TASK DESCRIPTION >>
The data below needs to be returned exactly, line for line.

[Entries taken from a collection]

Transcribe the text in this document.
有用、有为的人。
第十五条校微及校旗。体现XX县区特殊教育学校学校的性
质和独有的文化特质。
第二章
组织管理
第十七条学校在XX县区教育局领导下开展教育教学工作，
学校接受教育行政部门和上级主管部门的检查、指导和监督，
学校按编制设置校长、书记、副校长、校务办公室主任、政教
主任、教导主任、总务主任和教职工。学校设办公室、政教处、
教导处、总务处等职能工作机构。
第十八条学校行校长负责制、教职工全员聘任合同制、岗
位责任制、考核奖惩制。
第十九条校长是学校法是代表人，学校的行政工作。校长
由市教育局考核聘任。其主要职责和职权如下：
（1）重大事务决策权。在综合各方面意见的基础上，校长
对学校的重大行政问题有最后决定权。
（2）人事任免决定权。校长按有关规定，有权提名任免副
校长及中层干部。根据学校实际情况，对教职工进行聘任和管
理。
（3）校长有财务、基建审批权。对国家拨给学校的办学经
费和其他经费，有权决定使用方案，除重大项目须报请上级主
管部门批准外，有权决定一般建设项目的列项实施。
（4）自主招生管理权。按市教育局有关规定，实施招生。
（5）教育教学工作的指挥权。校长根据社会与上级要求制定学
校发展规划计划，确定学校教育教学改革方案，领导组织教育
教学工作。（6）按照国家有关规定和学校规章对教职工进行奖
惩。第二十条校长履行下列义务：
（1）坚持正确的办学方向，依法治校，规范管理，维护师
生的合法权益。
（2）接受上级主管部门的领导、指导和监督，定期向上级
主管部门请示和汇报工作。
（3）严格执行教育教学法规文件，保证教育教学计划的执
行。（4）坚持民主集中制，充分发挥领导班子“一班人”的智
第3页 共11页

SOLUTION FOR THIS EXERCISE >>
Transcribe the text in this document.
有用、有为的人。
第十五条校微及校旗。体现XX县区特殊教育学校学校的性
质和独有的文化特质。
第二章
组织管理
第十七条学校在XX县区教育局领导下开展教育教学工作，
学校接受教育行政部门和上级主管部门的检查、指导和监督，
学校按编制设置校长、书记、副校长、校务办公室主任、政教
主任、教导主任、总务主任和教职工。学校设办公室、政教处、
教导处、总务处等职能工作机构。
第十八条学校行校长负责制、教职工全员聘任合同制、岗
位责任制、考核奖惩制。
第十九条校长是学校法是代表人，学校的行政工作。校长
由市教育局考核聘任。其主要职责和职权如下：
（1）重大事务决策权。在综合各方面意见的基础上，校长
对学校的重大行政问题有最后决定权。
（2）人事任免决定权。校长按有关规定，有权提名任免副
校长及中层干部。根据学校实际情况，对教职工进行聘任和管
理。
（3）校长有财务、基建审批权。对国家拨给学校的办学经
费和其他经费，有权决定使用方案，除重大项目须报请上级主
管部门批准外，有权决定一般建设项目的列项实施。
（4）自主招生管理权。按市教育局有关规定，实施招生。
（5）教育教学工作的指挥权。校长根据社会与上级要求制定学
校发展规划计划，确定学校教育教学改革方案，领导组织教育
教学工作。（6）按照国家有关规定和学校规章对教职工进行奖
惩。第二十条校长履行下列义务：
（1）坚持正确的办学方向，依法治校，规范管理，维护师
生的合法权益。
（2）接受上级主管部门的领导、指导和监督，定期向上级
主管部门请示和汇报工作。
（3）严格执行教育教学法规文件，保证教育教学计划的执
行。（4）坚持民主集中制，充分发挥领导班子“一班人”的智
第3页 共11页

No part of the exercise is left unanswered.